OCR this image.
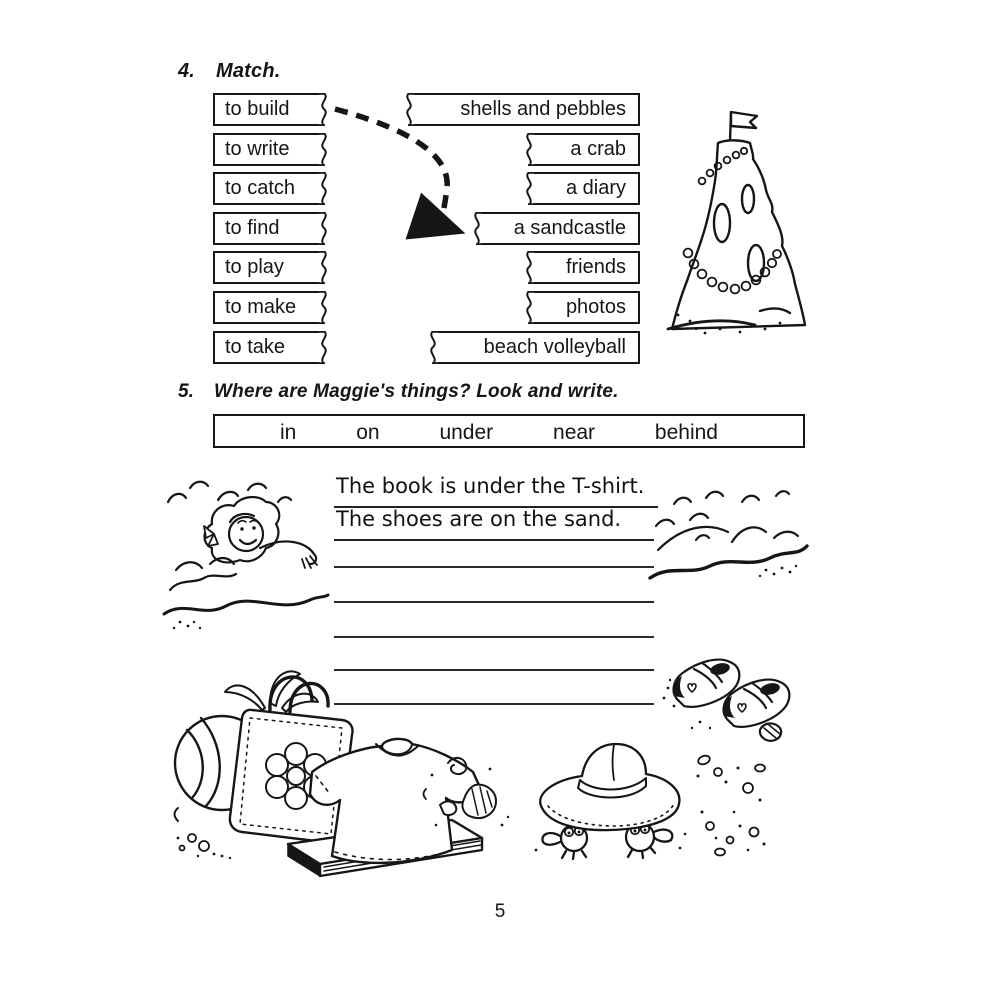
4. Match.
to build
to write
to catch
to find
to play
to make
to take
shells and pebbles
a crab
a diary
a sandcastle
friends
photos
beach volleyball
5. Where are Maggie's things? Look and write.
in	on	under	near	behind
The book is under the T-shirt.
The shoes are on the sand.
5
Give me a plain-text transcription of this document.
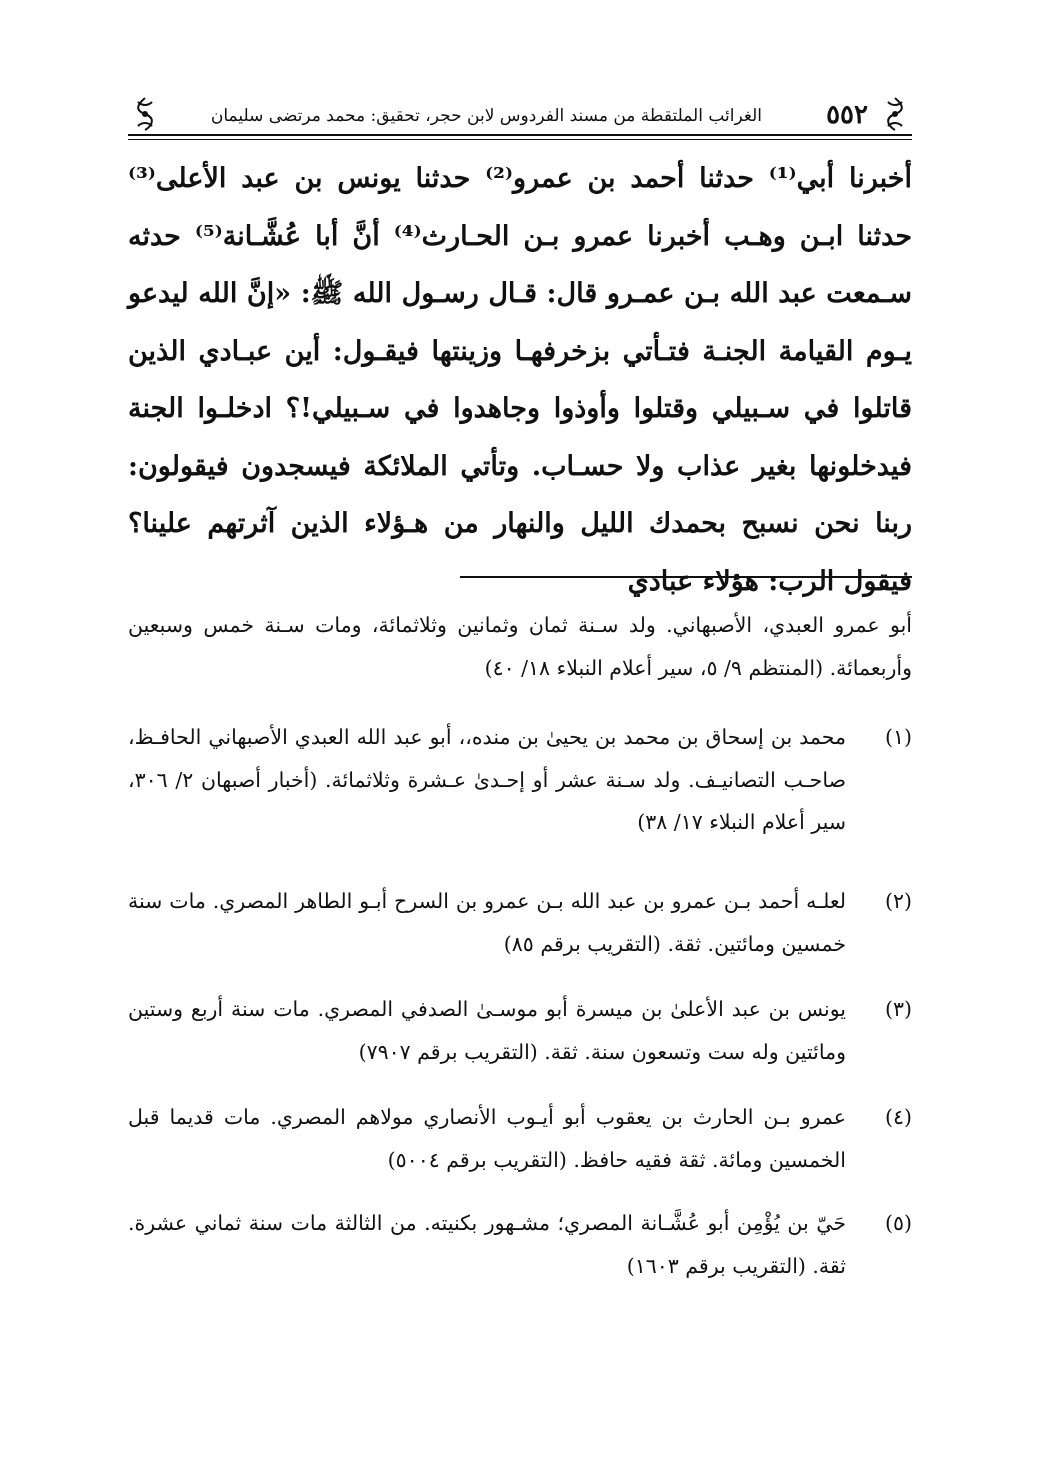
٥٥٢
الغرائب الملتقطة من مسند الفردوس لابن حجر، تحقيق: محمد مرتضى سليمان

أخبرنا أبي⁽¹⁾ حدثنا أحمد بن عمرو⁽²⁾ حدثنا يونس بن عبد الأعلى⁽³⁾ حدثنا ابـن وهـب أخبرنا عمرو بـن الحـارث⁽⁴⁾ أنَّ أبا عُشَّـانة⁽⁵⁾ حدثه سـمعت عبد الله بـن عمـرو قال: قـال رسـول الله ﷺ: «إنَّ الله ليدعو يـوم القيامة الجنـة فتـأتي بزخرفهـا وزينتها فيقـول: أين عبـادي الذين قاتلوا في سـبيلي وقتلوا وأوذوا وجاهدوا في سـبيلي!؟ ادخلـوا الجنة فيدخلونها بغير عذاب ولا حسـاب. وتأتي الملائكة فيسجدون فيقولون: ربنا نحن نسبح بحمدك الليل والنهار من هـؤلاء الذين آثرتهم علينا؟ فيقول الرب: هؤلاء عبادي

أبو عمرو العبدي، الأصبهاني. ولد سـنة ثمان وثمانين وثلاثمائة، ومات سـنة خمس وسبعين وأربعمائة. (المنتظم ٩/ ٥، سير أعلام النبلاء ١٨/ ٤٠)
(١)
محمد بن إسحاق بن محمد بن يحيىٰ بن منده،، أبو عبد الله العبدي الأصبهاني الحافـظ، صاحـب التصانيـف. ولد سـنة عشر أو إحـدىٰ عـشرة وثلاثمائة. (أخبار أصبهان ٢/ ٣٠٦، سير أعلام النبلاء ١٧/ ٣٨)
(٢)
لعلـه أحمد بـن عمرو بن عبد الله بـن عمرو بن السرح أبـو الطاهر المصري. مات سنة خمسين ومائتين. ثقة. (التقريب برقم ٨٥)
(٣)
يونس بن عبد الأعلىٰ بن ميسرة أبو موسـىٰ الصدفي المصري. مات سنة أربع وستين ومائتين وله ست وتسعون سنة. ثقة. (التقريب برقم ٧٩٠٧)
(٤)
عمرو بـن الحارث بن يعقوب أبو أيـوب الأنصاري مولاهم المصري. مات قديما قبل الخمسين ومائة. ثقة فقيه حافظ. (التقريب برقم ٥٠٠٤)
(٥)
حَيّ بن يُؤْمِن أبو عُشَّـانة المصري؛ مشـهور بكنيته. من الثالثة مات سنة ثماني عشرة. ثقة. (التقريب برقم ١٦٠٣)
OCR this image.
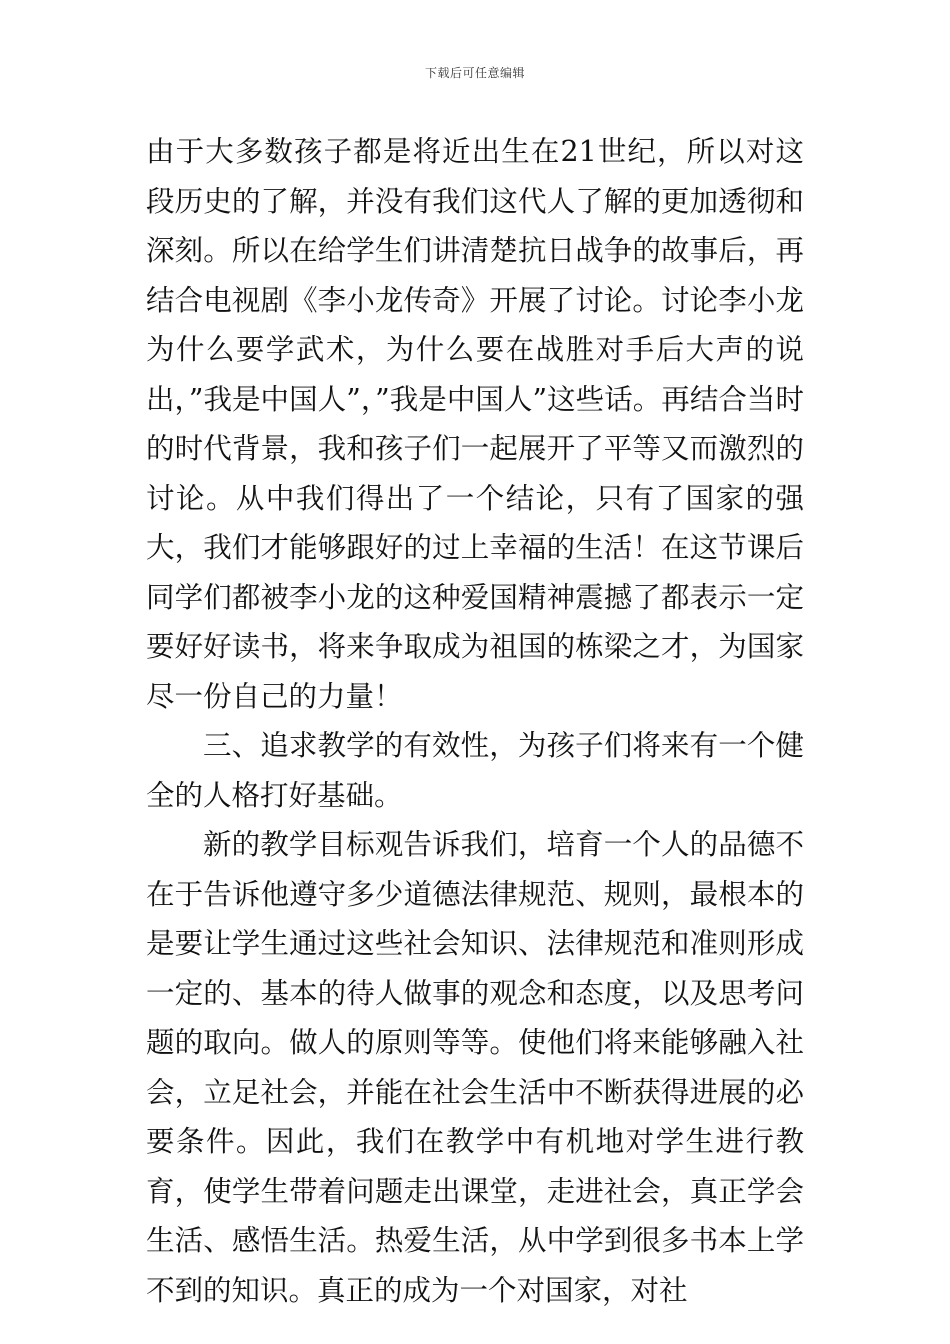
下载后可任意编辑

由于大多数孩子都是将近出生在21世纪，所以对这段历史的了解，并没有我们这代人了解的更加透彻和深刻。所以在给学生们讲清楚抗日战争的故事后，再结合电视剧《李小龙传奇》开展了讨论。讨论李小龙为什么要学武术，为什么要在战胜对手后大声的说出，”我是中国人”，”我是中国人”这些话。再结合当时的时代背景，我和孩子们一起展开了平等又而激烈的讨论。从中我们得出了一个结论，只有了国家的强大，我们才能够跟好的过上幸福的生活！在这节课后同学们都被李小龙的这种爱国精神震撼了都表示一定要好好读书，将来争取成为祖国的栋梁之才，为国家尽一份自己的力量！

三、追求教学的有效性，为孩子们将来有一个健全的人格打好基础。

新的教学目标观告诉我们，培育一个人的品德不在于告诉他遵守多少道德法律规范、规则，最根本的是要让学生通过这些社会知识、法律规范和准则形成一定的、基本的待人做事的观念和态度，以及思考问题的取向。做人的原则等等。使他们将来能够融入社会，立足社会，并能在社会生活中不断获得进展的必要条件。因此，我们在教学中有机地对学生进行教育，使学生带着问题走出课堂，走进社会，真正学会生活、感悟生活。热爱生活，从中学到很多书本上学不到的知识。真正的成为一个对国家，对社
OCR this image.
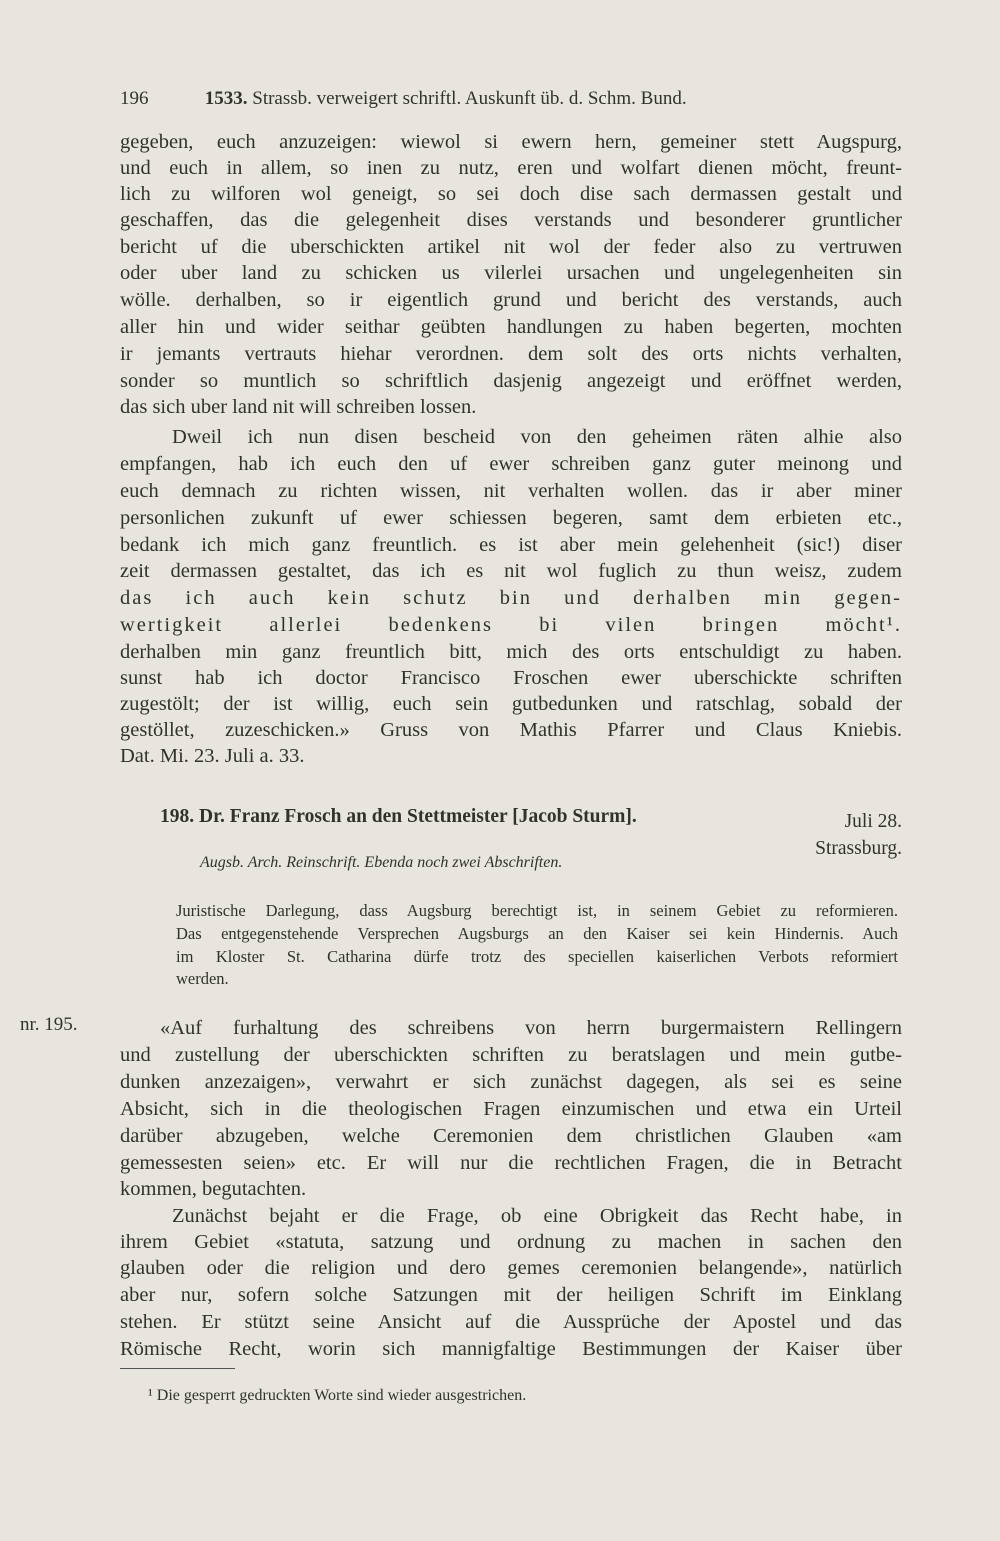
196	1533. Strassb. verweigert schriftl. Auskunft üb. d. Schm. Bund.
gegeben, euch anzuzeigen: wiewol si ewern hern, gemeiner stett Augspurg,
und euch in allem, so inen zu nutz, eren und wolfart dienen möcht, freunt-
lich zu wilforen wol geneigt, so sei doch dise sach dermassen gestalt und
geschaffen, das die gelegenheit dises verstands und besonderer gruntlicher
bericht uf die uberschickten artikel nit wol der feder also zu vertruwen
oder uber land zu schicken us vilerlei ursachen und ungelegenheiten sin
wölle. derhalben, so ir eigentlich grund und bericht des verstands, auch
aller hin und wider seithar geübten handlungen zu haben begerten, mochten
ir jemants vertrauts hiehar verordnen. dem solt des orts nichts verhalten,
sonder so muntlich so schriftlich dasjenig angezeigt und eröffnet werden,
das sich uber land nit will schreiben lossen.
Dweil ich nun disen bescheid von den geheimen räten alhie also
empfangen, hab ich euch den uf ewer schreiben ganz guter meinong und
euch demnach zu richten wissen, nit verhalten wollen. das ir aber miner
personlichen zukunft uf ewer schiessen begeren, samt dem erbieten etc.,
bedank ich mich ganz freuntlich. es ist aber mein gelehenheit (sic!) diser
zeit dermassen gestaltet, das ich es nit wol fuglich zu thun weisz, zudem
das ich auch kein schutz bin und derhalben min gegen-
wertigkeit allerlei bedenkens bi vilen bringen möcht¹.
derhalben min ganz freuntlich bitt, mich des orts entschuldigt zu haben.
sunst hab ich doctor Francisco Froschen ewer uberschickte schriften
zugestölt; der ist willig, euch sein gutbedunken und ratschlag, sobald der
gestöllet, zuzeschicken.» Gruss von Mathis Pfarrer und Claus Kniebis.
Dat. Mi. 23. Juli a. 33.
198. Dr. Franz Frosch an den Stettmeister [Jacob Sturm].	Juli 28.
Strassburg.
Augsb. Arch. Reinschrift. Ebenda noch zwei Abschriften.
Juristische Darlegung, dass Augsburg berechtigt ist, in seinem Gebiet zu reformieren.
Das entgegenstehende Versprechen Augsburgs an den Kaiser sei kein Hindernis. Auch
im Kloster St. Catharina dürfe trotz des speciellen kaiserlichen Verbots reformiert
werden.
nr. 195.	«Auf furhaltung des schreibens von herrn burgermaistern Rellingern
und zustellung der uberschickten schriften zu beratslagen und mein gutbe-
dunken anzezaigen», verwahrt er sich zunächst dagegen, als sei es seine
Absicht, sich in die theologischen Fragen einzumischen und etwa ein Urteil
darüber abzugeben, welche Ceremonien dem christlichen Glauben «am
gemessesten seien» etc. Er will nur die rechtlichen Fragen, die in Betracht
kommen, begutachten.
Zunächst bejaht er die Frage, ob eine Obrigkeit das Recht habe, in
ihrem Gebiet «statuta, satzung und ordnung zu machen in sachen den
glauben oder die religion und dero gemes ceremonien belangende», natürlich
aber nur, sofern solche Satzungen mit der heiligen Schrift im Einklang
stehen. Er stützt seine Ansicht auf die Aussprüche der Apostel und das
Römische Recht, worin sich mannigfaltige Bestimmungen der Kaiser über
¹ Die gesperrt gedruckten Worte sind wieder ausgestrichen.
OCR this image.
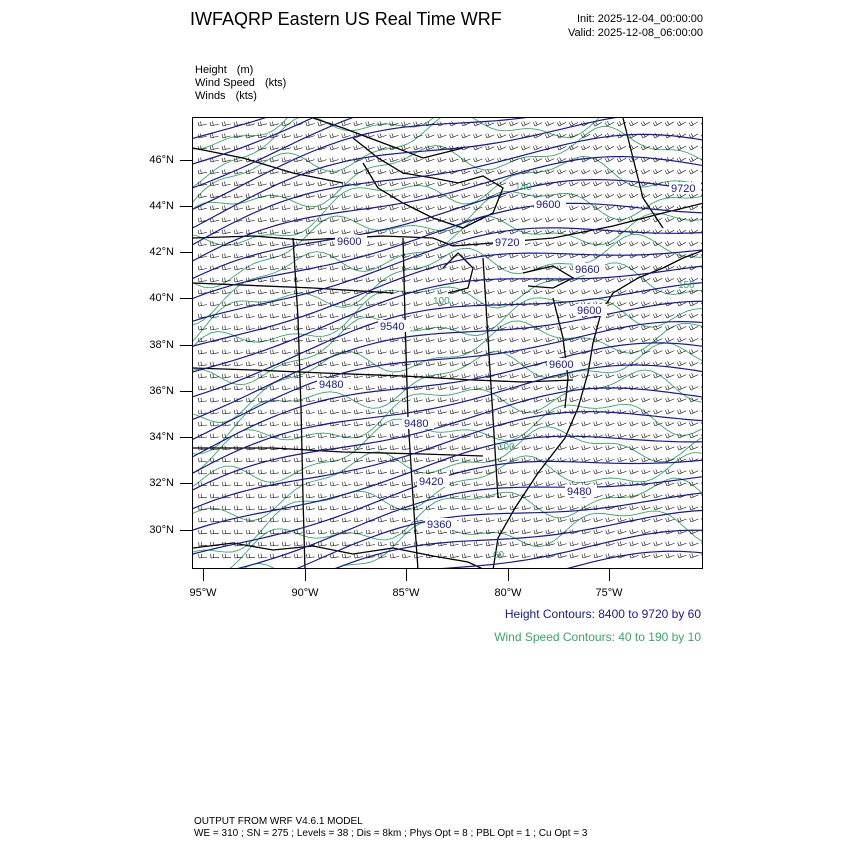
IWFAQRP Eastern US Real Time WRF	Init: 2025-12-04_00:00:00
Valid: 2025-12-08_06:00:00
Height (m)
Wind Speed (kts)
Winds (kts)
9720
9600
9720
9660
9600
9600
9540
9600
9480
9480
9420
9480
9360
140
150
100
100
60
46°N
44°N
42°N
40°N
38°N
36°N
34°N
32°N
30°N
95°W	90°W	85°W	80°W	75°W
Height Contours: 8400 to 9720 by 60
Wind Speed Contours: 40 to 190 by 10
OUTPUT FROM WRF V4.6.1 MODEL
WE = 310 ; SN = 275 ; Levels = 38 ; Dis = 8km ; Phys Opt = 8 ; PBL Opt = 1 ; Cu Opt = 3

Written problem: Look for the word "write" and return every line where it occurs.

Response to this exercise:
to write
5. Where are Maggie's things? Look and write.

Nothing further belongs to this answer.